— START OF EXERCISE MATERIAL —
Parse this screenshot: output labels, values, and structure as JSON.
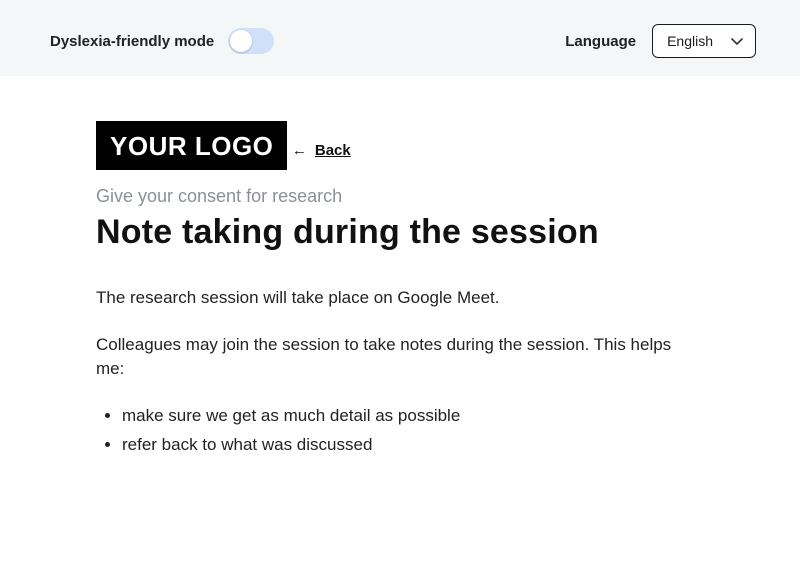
{
  "topbar": {
    "dyslexia_label": "Dyslexia-friendly mode",
    "language_label": "Language",
    "language_selected": "English"
  },
  "logo_text": "YOUR LOGO",
  "back": {
    "label": "Back"
  },
  "eyebrow": "Give your consent for research",
  "title": "Note taking during the session",
  "body": {
    "p1": "The research session will take place on Google Meet.",
    "p2": "Colleagues may join the session to take notes during the session. This helps me:",
    "bullets": [
      "make sure we get as much detail as possible",
      "refer back to what was discussed"
    ]
  }
}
— END OF EXERCISE MATERIAL —
GIVEN PROBLEM: Each line above that holds the string "take" should be copied and shown.

ANSWER TO THE PROBLEM:
    "p1": "The research session will take place on Google Meet.",
    "p2": "Colleagues may join the session to take notes during the session. This helps me:",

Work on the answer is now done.